#### Recorded information:

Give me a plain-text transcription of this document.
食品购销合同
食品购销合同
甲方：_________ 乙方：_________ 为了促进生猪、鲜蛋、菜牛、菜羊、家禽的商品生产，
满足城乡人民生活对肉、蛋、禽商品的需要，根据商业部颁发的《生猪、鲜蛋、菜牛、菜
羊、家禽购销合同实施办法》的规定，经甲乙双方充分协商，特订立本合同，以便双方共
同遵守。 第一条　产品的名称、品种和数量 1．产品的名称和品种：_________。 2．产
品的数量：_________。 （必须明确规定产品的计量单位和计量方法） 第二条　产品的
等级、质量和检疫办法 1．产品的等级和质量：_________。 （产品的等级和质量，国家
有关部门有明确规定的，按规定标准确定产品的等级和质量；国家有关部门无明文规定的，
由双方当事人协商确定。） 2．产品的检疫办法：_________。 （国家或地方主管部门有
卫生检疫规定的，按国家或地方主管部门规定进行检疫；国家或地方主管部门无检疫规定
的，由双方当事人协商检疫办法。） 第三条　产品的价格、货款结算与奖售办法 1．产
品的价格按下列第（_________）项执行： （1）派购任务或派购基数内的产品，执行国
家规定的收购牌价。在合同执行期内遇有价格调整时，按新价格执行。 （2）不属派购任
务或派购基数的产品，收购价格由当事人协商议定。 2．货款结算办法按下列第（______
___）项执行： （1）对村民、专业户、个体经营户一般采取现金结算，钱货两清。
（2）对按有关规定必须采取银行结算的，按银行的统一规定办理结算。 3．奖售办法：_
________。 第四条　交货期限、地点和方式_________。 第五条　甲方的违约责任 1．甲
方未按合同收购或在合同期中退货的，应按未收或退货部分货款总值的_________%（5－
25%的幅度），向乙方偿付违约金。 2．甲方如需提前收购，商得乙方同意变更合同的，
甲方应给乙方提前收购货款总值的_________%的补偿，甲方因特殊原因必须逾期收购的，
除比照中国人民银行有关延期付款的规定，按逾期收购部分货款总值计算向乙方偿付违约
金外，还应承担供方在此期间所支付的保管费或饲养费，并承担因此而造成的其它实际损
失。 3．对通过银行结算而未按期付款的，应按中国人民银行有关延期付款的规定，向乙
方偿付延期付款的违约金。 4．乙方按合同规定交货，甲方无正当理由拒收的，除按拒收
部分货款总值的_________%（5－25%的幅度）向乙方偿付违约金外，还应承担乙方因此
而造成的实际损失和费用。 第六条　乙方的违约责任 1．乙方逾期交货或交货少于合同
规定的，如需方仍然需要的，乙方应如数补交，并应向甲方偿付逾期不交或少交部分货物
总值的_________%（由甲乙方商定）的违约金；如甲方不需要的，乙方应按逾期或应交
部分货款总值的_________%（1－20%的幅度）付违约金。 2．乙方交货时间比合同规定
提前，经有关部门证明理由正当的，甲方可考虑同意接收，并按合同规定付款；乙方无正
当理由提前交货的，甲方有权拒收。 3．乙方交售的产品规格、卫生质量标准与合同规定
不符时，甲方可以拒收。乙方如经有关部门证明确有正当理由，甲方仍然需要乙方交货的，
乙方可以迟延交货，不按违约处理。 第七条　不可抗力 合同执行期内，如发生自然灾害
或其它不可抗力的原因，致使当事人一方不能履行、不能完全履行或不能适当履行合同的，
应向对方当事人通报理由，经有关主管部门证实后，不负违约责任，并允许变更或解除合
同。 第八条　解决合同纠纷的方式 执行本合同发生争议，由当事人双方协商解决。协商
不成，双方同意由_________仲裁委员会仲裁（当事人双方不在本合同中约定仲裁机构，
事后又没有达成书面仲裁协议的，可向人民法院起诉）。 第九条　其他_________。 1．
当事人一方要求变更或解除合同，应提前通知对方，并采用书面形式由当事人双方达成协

#### Directions for this task:
Write out every record shown above, word for word.

#### Reply to the task:
Give me a plain-text transcription of this document.
食品购销合同
食品购销合同
甲方：_________ 乙方：_________ 为了促进生猪、鲜蛋、菜牛、菜羊、家禽的商品生产，
满足城乡人民生活对肉、蛋、禽商品的需要，根据商业部颁发的《生猪、鲜蛋、菜牛、菜
羊、家禽购销合同实施办法》的规定，经甲乙双方充分协商，特订立本合同，以便双方共
同遵守。 第一条　产品的名称、品种和数量 1．产品的名称和品种：_________。 2．产
品的数量：_________。 （必须明确规定产品的计量单位和计量方法） 第二条　产品的
等级、质量和检疫办法 1．产品的等级和质量：_________。 （产品的等级和质量，国家
有关部门有明确规定的，按规定标准确定产品的等级和质量；国家有关部门无明文规定的，
由双方当事人协商确定。） 2．产品的检疫办法：_________。 （国家或地方主管部门有
卫生检疫规定的，按国家或地方主管部门规定进行检疫；国家或地方主管部门无检疫规定
的，由双方当事人协商检疫办法。） 第三条　产品的价格、货款结算与奖售办法 1．产
品的价格按下列第（_________）项执行： （1）派购任务或派购基数内的产品，执行国
家规定的收购牌价。在合同执行期内遇有价格调整时，按新价格执行。 （2）不属派购任
务或派购基数的产品，收购价格由当事人协商议定。 2．货款结算办法按下列第（______
___）项执行： （1）对村民、专业户、个体经营户一般采取现金结算，钱货两清。
（2）对按有关规定必须采取银行结算的，按银行的统一规定办理结算。 3．奖售办法：_
________。 第四条　交货期限、地点和方式_________。 第五条　甲方的违约责任 1．甲
方未按合同收购或在合同期中退货的，应按未收或退货部分货款总值的_________%（5－
25%的幅度），向乙方偿付违约金。 2．甲方如需提前收购，商得乙方同意变更合同的，
甲方应给乙方提前收购货款总值的_________%的补偿，甲方因特殊原因必须逾期收购的，
除比照中国人民银行有关延期付款的规定，按逾期收购部分货款总值计算向乙方偿付违约
金外，还应承担供方在此期间所支付的保管费或饲养费，并承担因此而造成的其它实际损
失。 3．对通过银行结算而未按期付款的，应按中国人民银行有关延期付款的规定，向乙
方偿付延期付款的违约金。 4．乙方按合同规定交货，甲方无正当理由拒收的，除按拒收
部分货款总值的_________%（5－25%的幅度）向乙方偿付违约金外，还应承担乙方因此
而造成的实际损失和费用。 第六条　乙方的违约责任 1．乙方逾期交货或交货少于合同
规定的，如需方仍然需要的，乙方应如数补交，并应向甲方偿付逾期不交或少交部分货物
总值的_________%（由甲乙方商定）的违约金；如甲方不需要的，乙方应按逾期或应交
部分货款总值的_________%（1－20%的幅度）付违约金。 2．乙方交货时间比合同规定
提前，经有关部门证明理由正当的，甲方可考虑同意接收，并按合同规定付款；乙方无正
当理由提前交货的，甲方有权拒收。 3．乙方交售的产品规格、卫生质量标准与合同规定
不符时，甲方可以拒收。乙方如经有关部门证明确有正当理由，甲方仍然需要乙方交货的，
乙方可以迟延交货，不按违约处理。 第七条　不可抗力 合同执行期内，如发生自然灾害
或其它不可抗力的原因，致使当事人一方不能履行、不能完全履行或不能适当履行合同的，
应向对方当事人通报理由，经有关主管部门证实后，不负违约责任，并允许变更或解除合
同。 第八条　解决合同纠纷的方式 执行本合同发生争议，由当事人双方协商解决。协商
不成，双方同意由_________仲裁委员会仲裁（当事人双方不在本合同中约定仲裁机构，
事后又没有达成书面仲裁协议的，可向人民法院起诉）。 第九条　其他_________。 1．
当事人一方要求变更或解除合同，应提前通知对方，并采用书面形式由当事人双方达成协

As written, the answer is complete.